**What the task requires:** Say how many lines hold the string "ylabel"; please write nothing but the number.
══════════
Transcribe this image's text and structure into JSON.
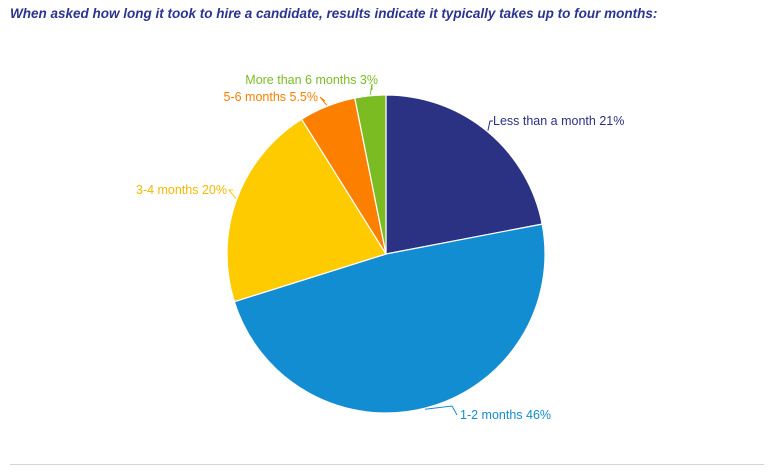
{
  "chart_data": {
    "type": "pie",
    "title": "When asked how long it took to hire a candidate, results indicate it typically takes up to four months:",
    "slices": [
      {
        "label": "Less than a month",
        "value": 21,
        "value_text": "21%",
        "color": "#2b3183"
      },
      {
        "label": "1-2 months",
        "value": 46,
        "value_text": "46%",
        "color": "#138dd1"
      },
      {
        "label": "3-4 months",
        "value": 20,
        "value_text": "20%",
        "color": "#fecb01"
      },
      {
        "label": "5-6 months",
        "value": 5.5,
        "value_text": "5.5%",
        "color": "#fd7f00"
      },
      {
        "label": "More than 6 months",
        "value": 3,
        "value_text": "3%",
        "color": "#7bbc23"
      }
    ],
    "start": "12 o'clock",
    "direction": "clockwise",
    "legend": "none",
    "data_labels": "outside with leader lines"
  }
}
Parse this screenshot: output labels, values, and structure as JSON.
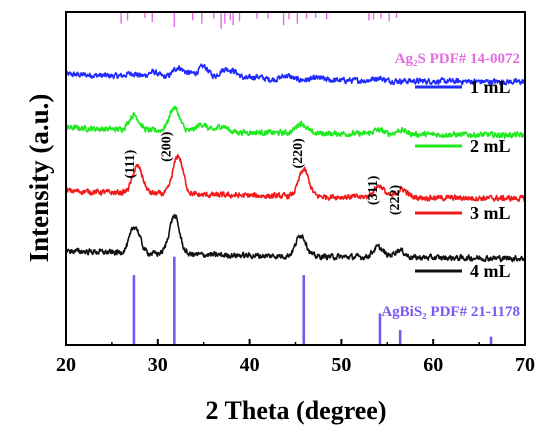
{
  "chart_data": {
    "type": "line",
    "xlabel": "2 Theta (degree)",
    "ylabel": "Intensity (a.u.)",
    "xlim": [
      20,
      70
    ],
    "xticks": [
      20,
      30,
      40,
      50,
      60,
      70
    ],
    "series": [
      {
        "name": "1 mL",
        "color": "#1f2bff",
        "baseline": 0.795,
        "peaks": [
          [
            27.2,
            0.01
          ],
          [
            29.5,
            0.015
          ],
          [
            32.2,
            0.03
          ],
          [
            33.5,
            0.012
          ],
          [
            35.0,
            0.035
          ],
          [
            37.2,
            0.025
          ],
          [
            38.3,
            0.02
          ],
          [
            40.8,
            0.008
          ],
          [
            44.0,
            0.012
          ],
          [
            47.5,
            0.006
          ],
          [
            54.0,
            0.008
          ]
        ]
      },
      {
        "name": "2 mL",
        "color": "#1eea1e",
        "baseline": 0.635,
        "peaks": [
          [
            27.4,
            0.045
          ],
          [
            31.8,
            0.07
          ],
          [
            34.8,
            0.022
          ],
          [
            37.0,
            0.018
          ],
          [
            45.6,
            0.03
          ],
          [
            54.0,
            0.012
          ],
          [
            56.5,
            0.012
          ]
        ]
      },
      {
        "name": "3 mL",
        "color": "#f21b1b",
        "baseline": 0.445,
        "peaks": [
          [
            27.8,
            0.08
          ],
          [
            32.2,
            0.115
          ],
          [
            45.9,
            0.08
          ],
          [
            54.1,
            0.035
          ],
          [
            56.6,
            0.025
          ]
        ]
      },
      {
        "name": "4 mL",
        "color": "#111111",
        "baseline": 0.265,
        "peaks": [
          [
            27.5,
            0.08
          ],
          [
            31.8,
            0.115
          ],
          [
            45.6,
            0.065
          ],
          [
            54.0,
            0.03
          ],
          [
            56.3,
            0.022
          ]
        ]
      }
    ],
    "peak_labels": [
      {
        "text": "(111)",
        "x": 27.4,
        "y": 0.5
      },
      {
        "text": "(200)",
        "x": 31.4,
        "y": 0.55
      },
      {
        "text": "(220)",
        "x": 45.7,
        "y": 0.53
      },
      {
        "text": "(311)",
        "x": 53.9,
        "y": 0.42
      },
      {
        "text": "(222)",
        "x": 56.3,
        "y": 0.39
      }
    ],
    "references": [
      {
        "label": "AgBiS₂ PDF# 21-1178",
        "color": "#7b57f2",
        "anchor": "bottom",
        "lines": [
          [
            27.4,
            0.21
          ],
          [
            31.8,
            0.265
          ],
          [
            45.9,
            0.21
          ],
          [
            54.2,
            0.095
          ],
          [
            56.4,
            0.045
          ],
          [
            66.3,
            0.025
          ]
        ]
      },
      {
        "label": "Ag₂S PDF# 14-0072",
        "color": "#e26ee2",
        "anchor": "top",
        "lines": [
          [
            26.0,
            0.035
          ],
          [
            26.7,
            0.025
          ],
          [
            28.6,
            0.018
          ],
          [
            29.4,
            0.03
          ],
          [
            31.8,
            0.045
          ],
          [
            33.8,
            0.025
          ],
          [
            34.8,
            0.035
          ],
          [
            36.1,
            0.02
          ],
          [
            36.9,
            0.05
          ],
          [
            37.3,
            0.035
          ],
          [
            37.9,
            0.025
          ],
          [
            38.2,
            0.04
          ],
          [
            38.9,
            0.028
          ],
          [
            40.8,
            0.02
          ],
          [
            42.0,
            0.02
          ],
          [
            43.7,
            0.04
          ],
          [
            44.3,
            0.022
          ],
          [
            45.2,
            0.035
          ],
          [
            46.2,
            0.02
          ],
          [
            47.2,
            0.018
          ],
          [
            48.4,
            0.022
          ],
          [
            53.0,
            0.025
          ],
          [
            53.5,
            0.022
          ],
          [
            54.3,
            0.02
          ],
          [
            55.2,
            0.028
          ],
          [
            56.0,
            0.018
          ]
        ]
      }
    ]
  }
}
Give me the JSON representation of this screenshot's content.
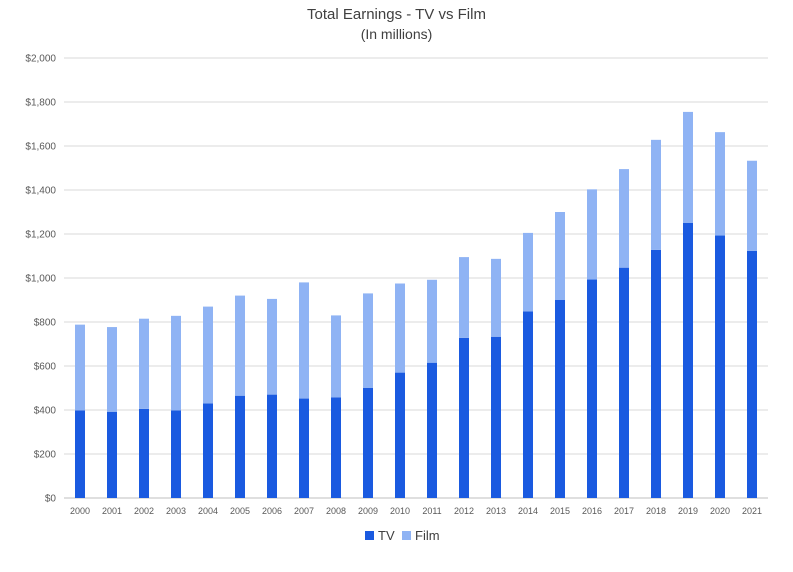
{
  "chart_data": {
    "type": "bar",
    "stacked": true,
    "title": "Total Earnings - TV vs Film",
    "subtitle": "(In millions)",
    "categories": [
      "2000",
      "2001",
      "2002",
      "2003",
      "2004",
      "2005",
      "2006",
      "2007",
      "2008",
      "2009",
      "2010",
      "2011",
      "2012",
      "2013",
      "2014",
      "2015",
      "2016",
      "2017",
      "2018",
      "2019",
      "2020",
      "2021"
    ],
    "series": [
      {
        "name": "TV",
        "color": "#1a5ae0",
        "values": [
          398,
          392,
          405,
          398,
          430,
          465,
          470,
          452,
          457,
          500,
          570,
          615,
          728,
          733,
          848,
          900,
          993,
          1047,
          1128,
          1250,
          1193,
          1123
        ]
      },
      {
        "name": "Film",
        "color": "#8fb3f4",
        "values": [
          390,
          385,
          410,
          430,
          440,
          455,
          435,
          528,
          373,
          430,
          405,
          377,
          367,
          354,
          357,
          400,
          410,
          448,
          500,
          505,
          470,
          410
        ]
      }
    ],
    "y_ticks": [
      "$0",
      "$200",
      "$400",
      "$600",
      "$800",
      "$1,000",
      "$1,200",
      "$1,400",
      "$1,600",
      "$1,800",
      "$2,000"
    ],
    "ylim": [
      0,
      2000
    ],
    "grid": true,
    "legend_position": "bottom"
  }
}
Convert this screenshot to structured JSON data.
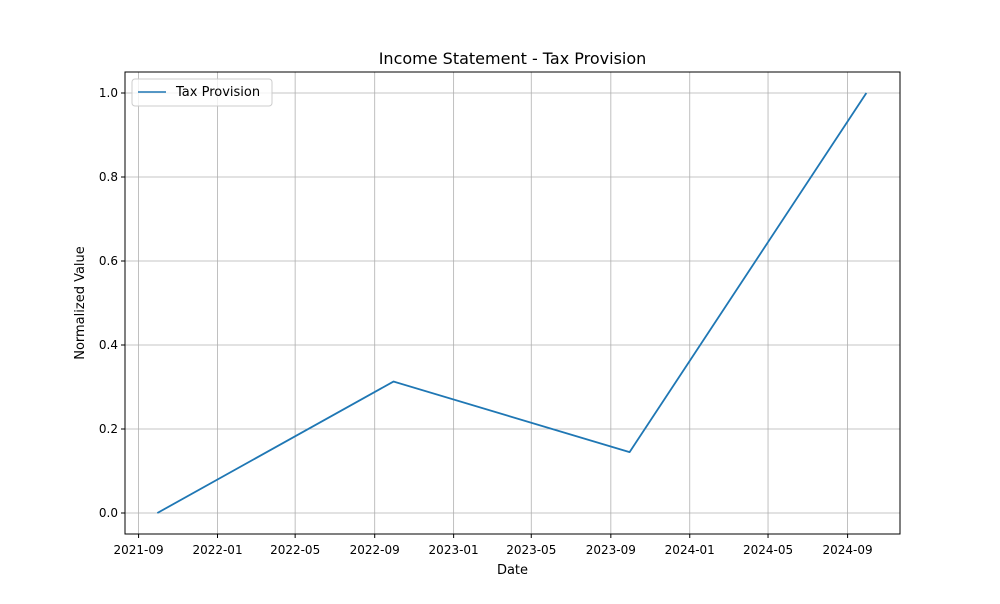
{
  "chart_data": {
    "type": "line",
    "title": "Income Statement - Tax Provision",
    "xlabel": "Date",
    "ylabel": "Normalized Value",
    "x_axis_type": "date",
    "xlim": [
      "2021-08-11",
      "2024-11-21"
    ],
    "ylim": [
      -0.05,
      1.05
    ],
    "x_ticks": [
      "2021-09-01",
      "2022-01-01",
      "2022-05-01",
      "2022-09-01",
      "2023-01-01",
      "2023-05-01",
      "2023-09-01",
      "2024-01-01",
      "2024-05-01",
      "2024-09-01"
    ],
    "x_tick_labels": [
      "2021-09",
      "2022-01",
      "2022-05",
      "2022-09",
      "2023-01",
      "2023-05",
      "2023-09",
      "2024-01",
      "2024-05",
      "2024-09"
    ],
    "y_ticks": [
      0.0,
      0.2,
      0.4,
      0.6,
      0.8,
      1.0
    ],
    "y_tick_labels": [
      "0.0",
      "0.2",
      "0.4",
      "0.6",
      "0.8",
      "1.0"
    ],
    "grid": true,
    "legend_position": "top-left",
    "series": [
      {
        "name": "Tax Provision",
        "color": "#1f77b4",
        "x": [
          "2021-09-30",
          "2022-09-30",
          "2023-09-30",
          "2024-09-30"
        ],
        "y": [
          0.0,
          0.313,
          0.145,
          1.0
        ]
      }
    ]
  }
}
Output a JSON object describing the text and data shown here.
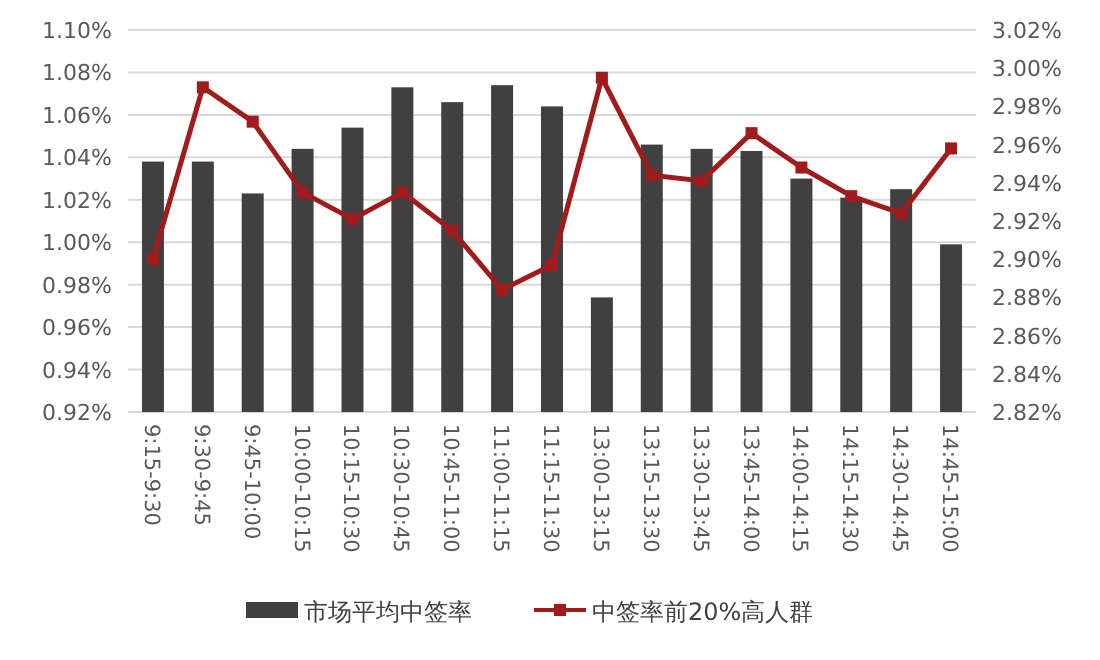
{
  "chart_data": {
    "type": "bar",
    "categories": [
      "9:15-9:30",
      "9:30-9:45",
      "9:45-10:00",
      "10:00-10:15",
      "10:15-10:30",
      "10:30-10:45",
      "10:45-11:00",
      "11:00-11:15",
      "11:15-11:30",
      "13:00-13:15",
      "13:15-13:30",
      "13:30-13:45",
      "13:45-14:00",
      "14:00-14:15",
      "14:15-14:30",
      "14:30-14:45",
      "14:45-15:00"
    ],
    "series": [
      {
        "name": "市场平均中签率",
        "color": "#404040",
        "values": [
          1.038,
          1.038,
          1.023,
          1.044,
          1.054,
          1.073,
          1.066,
          1.074,
          1.064,
          0.974,
          1.046,
          1.044,
          1.043,
          1.03,
          1.021,
          1.025,
          0.999
        ]
      },
      {
        "name": "中签率前20%高人群",
        "type": "line",
        "axis": "y2",
        "color": "#a01c1c",
        "marker": "square",
        "values": [
          2.9,
          2.99,
          2.972,
          2.935,
          2.921,
          2.935,
          2.915,
          2.884,
          2.897,
          2.995,
          2.944,
          2.941,
          2.966,
          2.948,
          2.933,
          2.924,
          2.958
        ]
      }
    ],
    "ylim": [
      0.92,
      1.1
    ],
    "yticks": [
      {
        "value": 0.92,
        "label": "0.92%"
      },
      {
        "value": 0.94,
        "label": "0.94%"
      },
      {
        "value": 0.96,
        "label": "0.96%"
      },
      {
        "value": 0.98,
        "label": "0.98%"
      },
      {
        "value": 1.0,
        "label": "1.00%"
      },
      {
        "value": 1.02,
        "label": "1.02%"
      },
      {
        "value": 1.04,
        "label": "1.04%"
      },
      {
        "value": 1.06,
        "label": "1.06%"
      },
      {
        "value": 1.08,
        "label": "1.08%"
      },
      {
        "value": 1.1,
        "label": "1.10%"
      }
    ],
    "y2lim": [
      2.82,
      3.02
    ],
    "y2ticks": [
      {
        "value": 2.82,
        "label": "2.82%"
      },
      {
        "value": 2.84,
        "label": "2.84%"
      },
      {
        "value": 2.86,
        "label": "2.86%"
      },
      {
        "value": 2.88,
        "label": "2.88%"
      },
      {
        "value": 2.9,
        "label": "2.90%"
      },
      {
        "value": 2.92,
        "label": "2.92%"
      },
      {
        "value": 2.94,
        "label": "2.94%"
      },
      {
        "value": 2.96,
        "label": "2.96%"
      },
      {
        "value": 2.98,
        "label": "2.98%"
      },
      {
        "value": 3.0,
        "label": "3.00%"
      },
      {
        "value": 3.02,
        "label": "3.02%"
      }
    ],
    "grid": "y",
    "legend": "bottom"
  }
}
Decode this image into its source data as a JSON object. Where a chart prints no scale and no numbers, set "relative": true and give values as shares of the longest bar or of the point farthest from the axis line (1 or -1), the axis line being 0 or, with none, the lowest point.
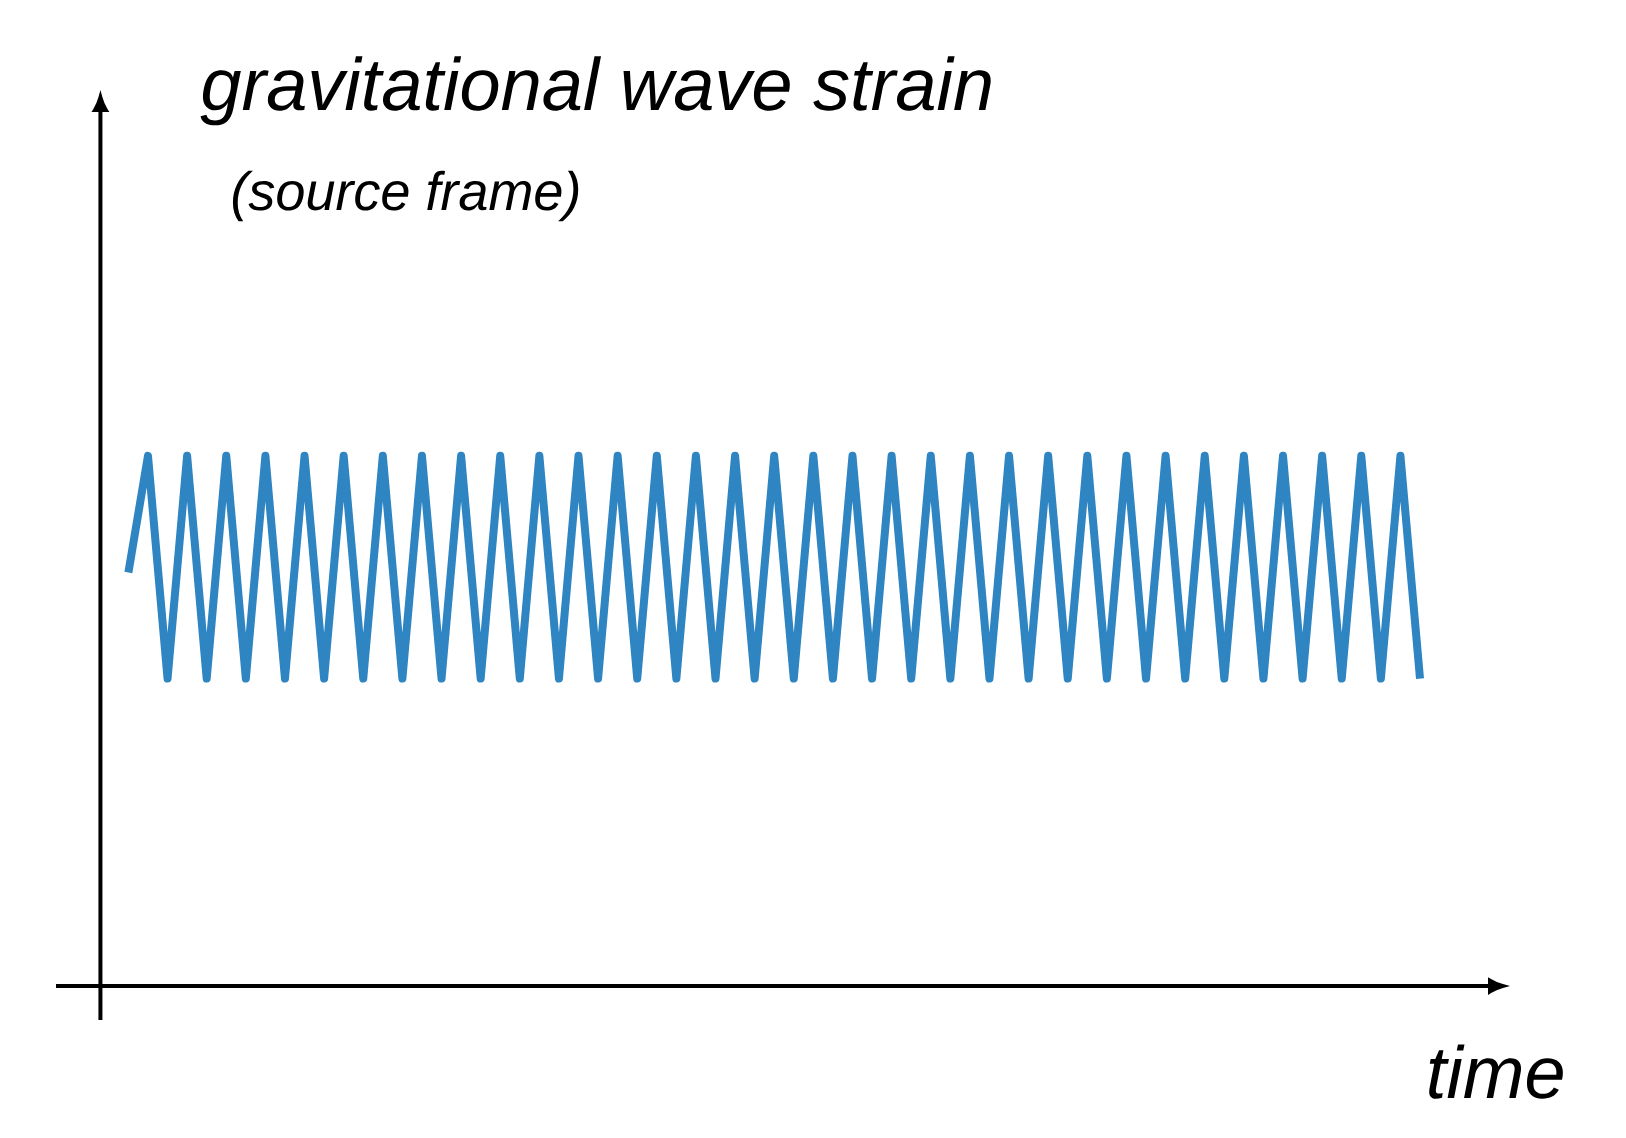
{
  "chart_data": {
    "type": "line",
    "title": "gravitational wave strain",
    "subtitle": "(source frame)",
    "xlabel": "time",
    "relative": true,
    "categories": [
      null,
      null,
      null,
      null,
      null,
      null,
      null,
      null,
      null,
      null,
      null,
      null,
      null,
      null,
      null,
      null,
      null,
      null,
      null,
      null,
      null,
      null,
      null,
      null,
      null,
      null,
      null,
      null,
      null,
      null,
      null,
      null,
      null,
      null,
      null,
      null,
      null,
      null,
      null,
      null,
      null,
      null,
      null,
      null,
      null,
      null,
      null,
      null,
      null,
      null,
      null,
      null,
      null,
      null,
      null,
      null,
      null,
      null,
      null,
      null,
      null,
      null,
      null,
      null,
      null,
      null,
      null
    ],
    "series": [
      {
        "color": "#2f84c2",
        "values": [
          0.78,
          1,
          0.58,
          1,
          0.58,
          1,
          0.58,
          1,
          0.58,
          1,
          0.58,
          1,
          0.58,
          1,
          0.58,
          1,
          0.58,
          1,
          0.58,
          1,
          0.58,
          1,
          0.58,
          1,
          0.58,
          1,
          0.58,
          1,
          0.58,
          1,
          0.58,
          1,
          0.58,
          1,
          0.58,
          1,
          0.58,
          1,
          0.58,
          1,
          0.58,
          1,
          0.58,
          1,
          0.58,
          1,
          0.58,
          1,
          0.58,
          1,
          0.58,
          1,
          0.58,
          1,
          0.58,
          1,
          0.58,
          1,
          0.58,
          1,
          0.58,
          1,
          0.58,
          1,
          0.58,
          1,
          0.58
        ]
      }
    ]
  }
}
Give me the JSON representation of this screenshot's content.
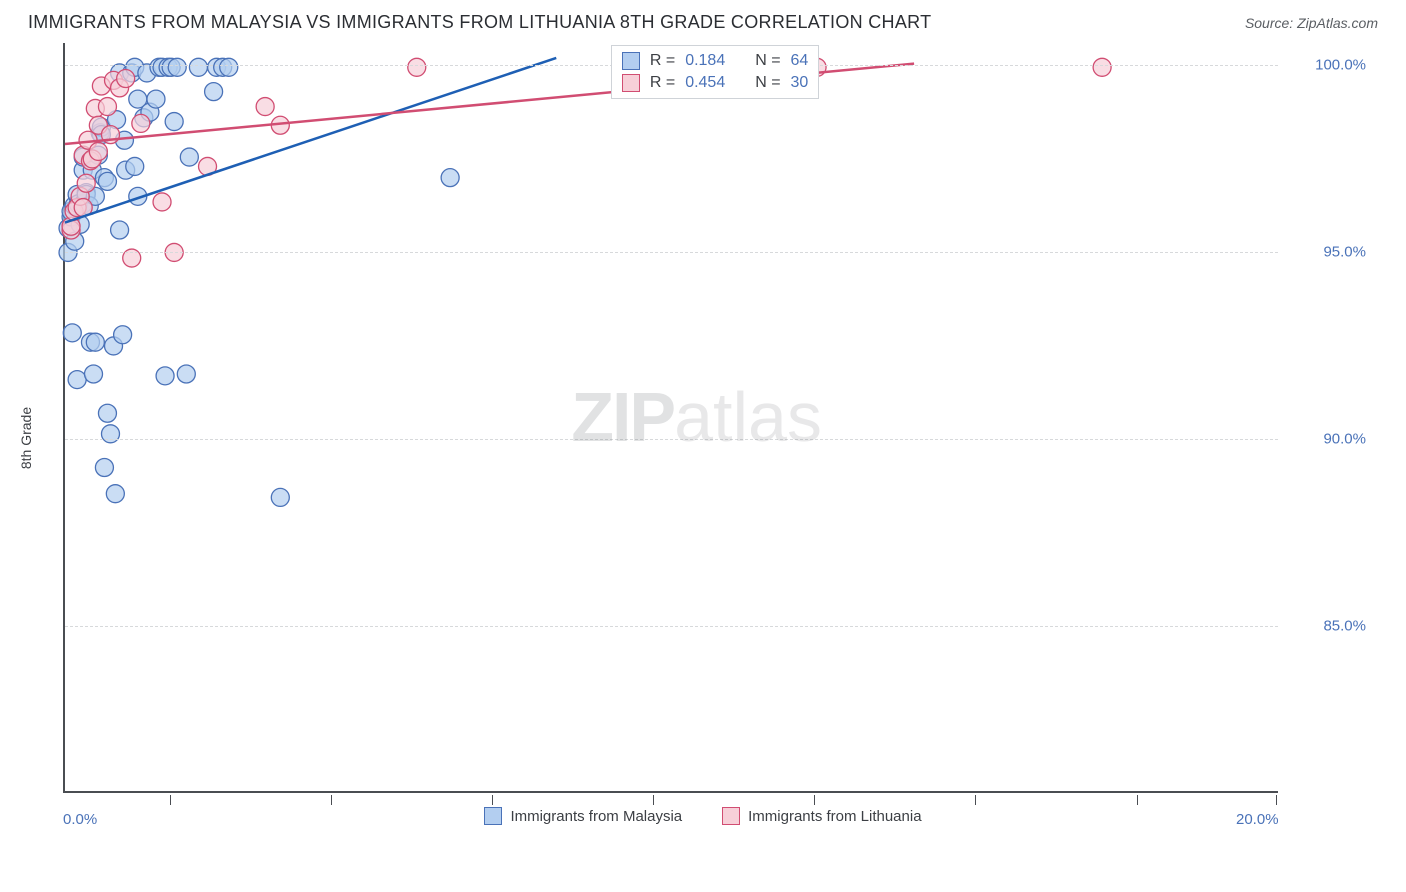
══════════
**Answer for the task:** 2